▶ **What you need to do**:
Find and return each line containing "направляет".

[Dataset items]

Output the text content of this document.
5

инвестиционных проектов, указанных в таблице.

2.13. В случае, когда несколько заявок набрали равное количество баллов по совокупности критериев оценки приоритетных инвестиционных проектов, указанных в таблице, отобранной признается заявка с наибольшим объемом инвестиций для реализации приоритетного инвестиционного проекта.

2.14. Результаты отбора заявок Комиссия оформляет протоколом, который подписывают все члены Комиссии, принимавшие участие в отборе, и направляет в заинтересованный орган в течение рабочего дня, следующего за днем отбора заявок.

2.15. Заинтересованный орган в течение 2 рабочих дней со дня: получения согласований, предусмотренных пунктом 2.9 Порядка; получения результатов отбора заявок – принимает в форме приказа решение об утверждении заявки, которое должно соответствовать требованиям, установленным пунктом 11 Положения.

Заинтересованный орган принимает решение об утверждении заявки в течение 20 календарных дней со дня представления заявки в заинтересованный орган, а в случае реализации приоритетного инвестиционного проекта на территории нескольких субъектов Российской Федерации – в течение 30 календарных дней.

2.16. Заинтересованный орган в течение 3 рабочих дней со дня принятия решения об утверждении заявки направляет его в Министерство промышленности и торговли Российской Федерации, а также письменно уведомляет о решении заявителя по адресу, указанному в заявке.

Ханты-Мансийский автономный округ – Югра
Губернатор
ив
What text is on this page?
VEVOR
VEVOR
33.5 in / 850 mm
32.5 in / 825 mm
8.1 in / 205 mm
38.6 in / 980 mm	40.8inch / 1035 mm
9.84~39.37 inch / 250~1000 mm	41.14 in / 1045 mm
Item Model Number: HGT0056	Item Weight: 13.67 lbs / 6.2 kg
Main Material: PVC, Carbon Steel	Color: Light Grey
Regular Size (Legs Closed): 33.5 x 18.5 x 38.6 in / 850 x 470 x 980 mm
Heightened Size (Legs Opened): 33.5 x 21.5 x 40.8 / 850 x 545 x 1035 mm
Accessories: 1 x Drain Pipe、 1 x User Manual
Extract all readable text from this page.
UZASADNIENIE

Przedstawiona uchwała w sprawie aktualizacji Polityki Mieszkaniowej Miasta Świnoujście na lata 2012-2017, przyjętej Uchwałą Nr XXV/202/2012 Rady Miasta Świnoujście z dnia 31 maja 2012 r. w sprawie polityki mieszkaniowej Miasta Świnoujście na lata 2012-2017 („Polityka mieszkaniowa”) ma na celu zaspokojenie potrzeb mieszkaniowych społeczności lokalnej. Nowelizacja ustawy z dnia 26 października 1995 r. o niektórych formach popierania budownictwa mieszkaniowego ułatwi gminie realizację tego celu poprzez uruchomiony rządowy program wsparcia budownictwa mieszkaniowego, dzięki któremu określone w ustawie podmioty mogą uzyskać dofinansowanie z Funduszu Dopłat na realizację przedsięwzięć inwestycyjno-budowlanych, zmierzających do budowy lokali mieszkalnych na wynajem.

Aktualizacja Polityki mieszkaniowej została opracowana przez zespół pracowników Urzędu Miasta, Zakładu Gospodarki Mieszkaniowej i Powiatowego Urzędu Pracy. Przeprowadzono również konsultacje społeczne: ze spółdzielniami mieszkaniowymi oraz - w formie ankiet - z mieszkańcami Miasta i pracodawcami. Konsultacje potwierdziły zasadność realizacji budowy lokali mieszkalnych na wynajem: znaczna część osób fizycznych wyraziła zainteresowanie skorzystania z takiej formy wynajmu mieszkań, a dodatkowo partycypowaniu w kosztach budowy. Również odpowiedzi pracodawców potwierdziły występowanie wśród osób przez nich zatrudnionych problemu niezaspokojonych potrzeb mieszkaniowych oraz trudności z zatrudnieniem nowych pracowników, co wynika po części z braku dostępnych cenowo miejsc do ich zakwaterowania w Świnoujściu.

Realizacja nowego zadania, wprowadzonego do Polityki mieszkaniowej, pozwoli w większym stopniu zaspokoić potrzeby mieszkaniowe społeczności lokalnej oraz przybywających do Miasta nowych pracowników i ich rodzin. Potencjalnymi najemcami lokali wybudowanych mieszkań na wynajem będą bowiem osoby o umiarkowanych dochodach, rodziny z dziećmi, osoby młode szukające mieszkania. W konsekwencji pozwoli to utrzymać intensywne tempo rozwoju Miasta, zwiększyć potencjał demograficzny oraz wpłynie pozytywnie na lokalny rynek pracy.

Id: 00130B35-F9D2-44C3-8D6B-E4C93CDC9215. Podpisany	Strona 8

▶ **The reply**:
2.14. Результаты отбора заявок Комиссия оформляет протоколом, который подписывают все члены Комиссии, принимавшие участие в отборе, и направляет в заинтересованный орган в течение рабочего дня, следующего за днем отбора заявок.
2.16. Заинтересованный орган в течение 3 рабочих дней со дня принятия решения об утверждении заявки направляет его в Министерство промышленности и торговли Российской Федерации, а также письменно уведомляет о решении заявителя по адресу, указанному в заявке.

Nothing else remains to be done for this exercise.